= GIVEN EXERCISE =
Look below. Copy each line that has "Rinman" in it.

<<<<

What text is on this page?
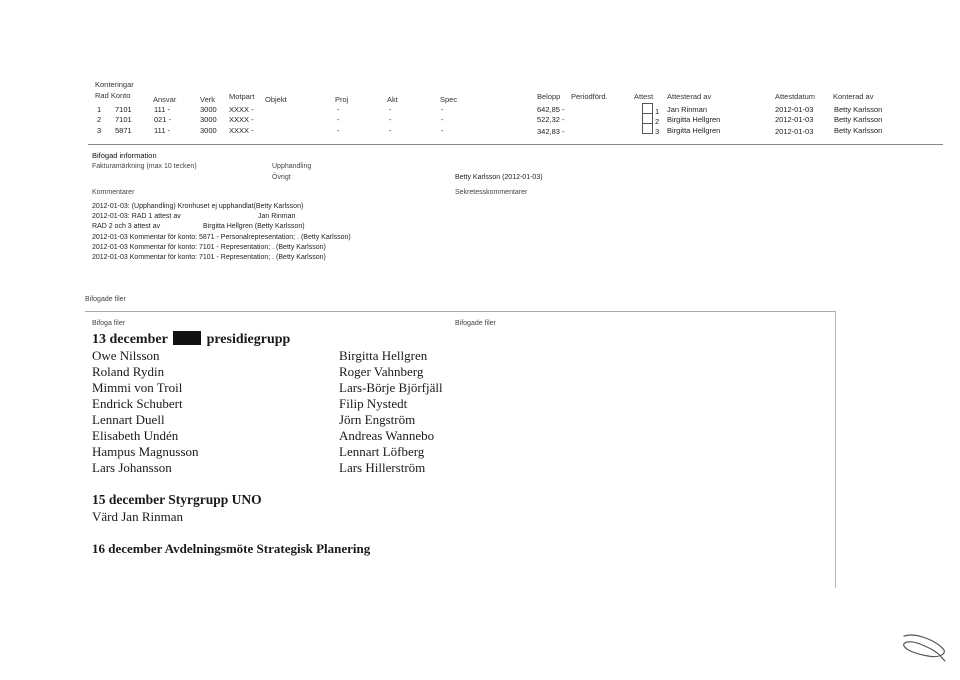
Konteringar
Rad Konto	Ansvar	Verk Motpart Objekt	Proj	Akt	Spec	Belopp Periodförd.	Attest Attesterad av	Attestdatum Konterad av
1 7101	111 -	3000 XXXX -	-	-	-	642,85 -	1 Jan Rinman	2012-01-03	Betty Karlsson
2 7101	021 -	3000 XXXX -	-	-	-	522,32 -	2 Birgitta Hellgren	2012-01-03	Betty Karlsson
3 5871	111 -	3000 XXXX -	-	-	-	342,83 -	3 Birgitta Hellgren	2012-01-03	Betty Karlsson
Bifogad information
Fakturamärkning (max 10 tecken)	Upphandling
Övrigt	Betty Karlsson (2012-01-03)
Kommentarer	Sekretesskommentarer
2012-01-03: (Upphandling) Kronhuset ej upphandlat(Betty Karlsson)
2012-01-03: RAD 1 attest av	Jan Rinman
RAD 2 och 3 attest av	Birgitta Hellgren (Betty Karlsson)
2012-01-03 Kommentar för konto: 5871 - Personalrepresentation; . (Betty Karlsson)
2012-01-03 Kommentar för konto: 7101 - Representation; . (Betty Karlsson)
2012-01-03 Kommentar för konto: 7101 - Representation; . (Betty Karlsson)
Bifogade filer
Bifoga filer	Bifogade filer
13 december	presidiegrupp
Owe Nilsson
Roland Rydin
Mimmi von Troil
Endrick Schubert
Lennart Duell
Elisabeth Undén
Hampus Magnusson
Lars Johansson
Birgitta Hellgren
Roger Vahnberg
Lars-Börje Björfjäll
Filip Nystedt
Jörn Engström
Andreas Wannebo
Lennart Löfberg
Lars Hillerström
15 december Styrgrupp UNO
Värd Jan Rinman
16 december Avdelningsmöte Strategisk Planering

>>>>

= EXERCISE SOLUTION =
1 7101	111 -	3000 XXXX -	-	-	-	642,85 -	1 Jan Rinman	2012-01-03	Betty Karlsson
2012-01-03: RAD 1 attest av	Jan Rinman
Värd Jan Rinman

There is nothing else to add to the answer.